● **Problem description**
Copy out all lines bearing the word "Triage" from the listing below.

● **Dataset extract**
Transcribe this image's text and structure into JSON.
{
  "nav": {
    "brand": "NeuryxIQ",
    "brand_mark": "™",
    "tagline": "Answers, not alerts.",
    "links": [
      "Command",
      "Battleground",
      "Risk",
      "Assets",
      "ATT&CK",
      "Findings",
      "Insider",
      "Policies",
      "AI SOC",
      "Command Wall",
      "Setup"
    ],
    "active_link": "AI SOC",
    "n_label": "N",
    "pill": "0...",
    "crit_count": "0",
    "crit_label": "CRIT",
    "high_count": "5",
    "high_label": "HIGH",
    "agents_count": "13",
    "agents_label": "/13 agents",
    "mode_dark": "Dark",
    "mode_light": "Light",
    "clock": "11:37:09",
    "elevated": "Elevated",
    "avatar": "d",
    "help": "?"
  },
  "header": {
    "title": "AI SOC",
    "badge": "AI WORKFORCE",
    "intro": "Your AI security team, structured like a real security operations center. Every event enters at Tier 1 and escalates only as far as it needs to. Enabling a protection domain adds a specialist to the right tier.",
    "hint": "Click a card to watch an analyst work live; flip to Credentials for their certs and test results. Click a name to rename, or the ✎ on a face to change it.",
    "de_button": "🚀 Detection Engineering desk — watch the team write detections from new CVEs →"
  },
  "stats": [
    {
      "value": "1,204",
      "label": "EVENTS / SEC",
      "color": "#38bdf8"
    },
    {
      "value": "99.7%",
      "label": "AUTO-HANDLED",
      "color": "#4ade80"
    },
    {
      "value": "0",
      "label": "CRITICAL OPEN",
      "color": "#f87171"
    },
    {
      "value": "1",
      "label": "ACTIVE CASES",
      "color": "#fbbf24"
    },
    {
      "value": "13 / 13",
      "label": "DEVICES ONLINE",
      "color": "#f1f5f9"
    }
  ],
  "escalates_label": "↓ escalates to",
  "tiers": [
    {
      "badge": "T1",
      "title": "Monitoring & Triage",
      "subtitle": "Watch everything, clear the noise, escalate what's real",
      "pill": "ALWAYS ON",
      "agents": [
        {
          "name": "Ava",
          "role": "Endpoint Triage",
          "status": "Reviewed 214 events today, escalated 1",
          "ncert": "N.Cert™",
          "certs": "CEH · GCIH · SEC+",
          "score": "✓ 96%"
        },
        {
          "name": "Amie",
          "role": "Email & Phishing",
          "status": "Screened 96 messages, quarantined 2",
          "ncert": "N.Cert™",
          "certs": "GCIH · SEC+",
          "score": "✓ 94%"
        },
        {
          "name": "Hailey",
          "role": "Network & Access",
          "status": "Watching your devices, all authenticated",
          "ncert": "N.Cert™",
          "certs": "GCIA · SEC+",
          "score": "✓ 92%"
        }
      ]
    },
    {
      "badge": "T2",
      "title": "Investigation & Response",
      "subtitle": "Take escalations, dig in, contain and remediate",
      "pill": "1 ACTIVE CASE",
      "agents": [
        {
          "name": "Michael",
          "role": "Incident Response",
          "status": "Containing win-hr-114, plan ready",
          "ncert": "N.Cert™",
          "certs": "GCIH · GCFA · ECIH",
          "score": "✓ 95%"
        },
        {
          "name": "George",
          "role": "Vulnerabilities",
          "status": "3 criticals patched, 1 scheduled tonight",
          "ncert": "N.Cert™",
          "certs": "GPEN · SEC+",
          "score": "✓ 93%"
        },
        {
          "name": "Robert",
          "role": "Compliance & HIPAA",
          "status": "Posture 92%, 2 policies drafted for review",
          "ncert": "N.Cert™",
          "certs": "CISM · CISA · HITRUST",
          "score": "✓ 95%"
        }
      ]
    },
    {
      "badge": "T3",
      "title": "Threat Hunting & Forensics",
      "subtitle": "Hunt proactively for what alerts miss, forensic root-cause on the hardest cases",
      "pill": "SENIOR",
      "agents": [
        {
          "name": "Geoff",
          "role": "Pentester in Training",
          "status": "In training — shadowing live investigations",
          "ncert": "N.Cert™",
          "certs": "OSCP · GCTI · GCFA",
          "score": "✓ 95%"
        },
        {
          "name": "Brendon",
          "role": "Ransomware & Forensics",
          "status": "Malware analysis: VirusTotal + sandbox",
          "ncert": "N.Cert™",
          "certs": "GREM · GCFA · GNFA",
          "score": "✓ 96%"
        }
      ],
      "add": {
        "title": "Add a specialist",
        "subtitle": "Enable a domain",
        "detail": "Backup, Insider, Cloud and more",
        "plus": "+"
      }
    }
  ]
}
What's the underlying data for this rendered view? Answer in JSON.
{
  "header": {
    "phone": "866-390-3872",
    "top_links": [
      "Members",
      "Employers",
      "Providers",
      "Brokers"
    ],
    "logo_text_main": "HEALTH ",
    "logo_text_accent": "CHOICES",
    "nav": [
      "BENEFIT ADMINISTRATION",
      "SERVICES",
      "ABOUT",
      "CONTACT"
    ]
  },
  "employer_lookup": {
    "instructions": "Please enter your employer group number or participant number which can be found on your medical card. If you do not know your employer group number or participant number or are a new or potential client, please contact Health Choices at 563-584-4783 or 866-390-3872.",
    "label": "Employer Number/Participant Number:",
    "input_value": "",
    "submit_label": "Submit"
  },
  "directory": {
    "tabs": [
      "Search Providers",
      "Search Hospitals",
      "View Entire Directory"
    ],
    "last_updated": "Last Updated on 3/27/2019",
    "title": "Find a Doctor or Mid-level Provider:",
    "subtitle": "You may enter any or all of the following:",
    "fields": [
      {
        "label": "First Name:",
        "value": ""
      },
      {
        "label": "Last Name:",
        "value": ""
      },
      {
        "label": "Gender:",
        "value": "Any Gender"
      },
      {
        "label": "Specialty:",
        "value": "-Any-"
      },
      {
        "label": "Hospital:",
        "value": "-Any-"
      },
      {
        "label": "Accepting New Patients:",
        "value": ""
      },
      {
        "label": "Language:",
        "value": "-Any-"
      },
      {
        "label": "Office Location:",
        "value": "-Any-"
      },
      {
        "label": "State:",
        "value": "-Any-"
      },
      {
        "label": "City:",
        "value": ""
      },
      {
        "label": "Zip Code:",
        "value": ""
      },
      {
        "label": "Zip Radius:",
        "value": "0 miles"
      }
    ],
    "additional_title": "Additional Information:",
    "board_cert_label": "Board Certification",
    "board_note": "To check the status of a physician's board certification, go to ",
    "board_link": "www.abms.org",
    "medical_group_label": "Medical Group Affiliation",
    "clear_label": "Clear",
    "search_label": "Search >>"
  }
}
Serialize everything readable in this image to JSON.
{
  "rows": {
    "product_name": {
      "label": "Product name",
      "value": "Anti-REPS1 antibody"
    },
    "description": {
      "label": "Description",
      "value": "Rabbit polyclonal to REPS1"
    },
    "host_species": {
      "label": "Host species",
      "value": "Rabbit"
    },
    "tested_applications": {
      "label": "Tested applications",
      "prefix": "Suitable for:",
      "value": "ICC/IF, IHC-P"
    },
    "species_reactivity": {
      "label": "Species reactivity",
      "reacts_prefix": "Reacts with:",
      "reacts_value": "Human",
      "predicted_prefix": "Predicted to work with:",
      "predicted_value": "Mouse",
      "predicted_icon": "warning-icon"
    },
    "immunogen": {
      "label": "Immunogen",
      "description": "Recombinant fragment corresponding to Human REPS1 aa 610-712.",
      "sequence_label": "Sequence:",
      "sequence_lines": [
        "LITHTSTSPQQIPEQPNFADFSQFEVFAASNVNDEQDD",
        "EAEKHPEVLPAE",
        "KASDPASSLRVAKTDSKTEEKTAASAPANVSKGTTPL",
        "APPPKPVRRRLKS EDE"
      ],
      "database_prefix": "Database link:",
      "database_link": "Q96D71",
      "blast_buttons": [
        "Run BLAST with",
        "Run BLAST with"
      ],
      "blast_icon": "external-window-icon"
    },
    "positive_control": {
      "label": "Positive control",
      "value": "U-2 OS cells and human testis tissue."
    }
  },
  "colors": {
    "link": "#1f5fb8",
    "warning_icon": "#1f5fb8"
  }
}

● **Result for this task**
      "title": "Monitoring & Triage",
          "role": "Endpoint Triage",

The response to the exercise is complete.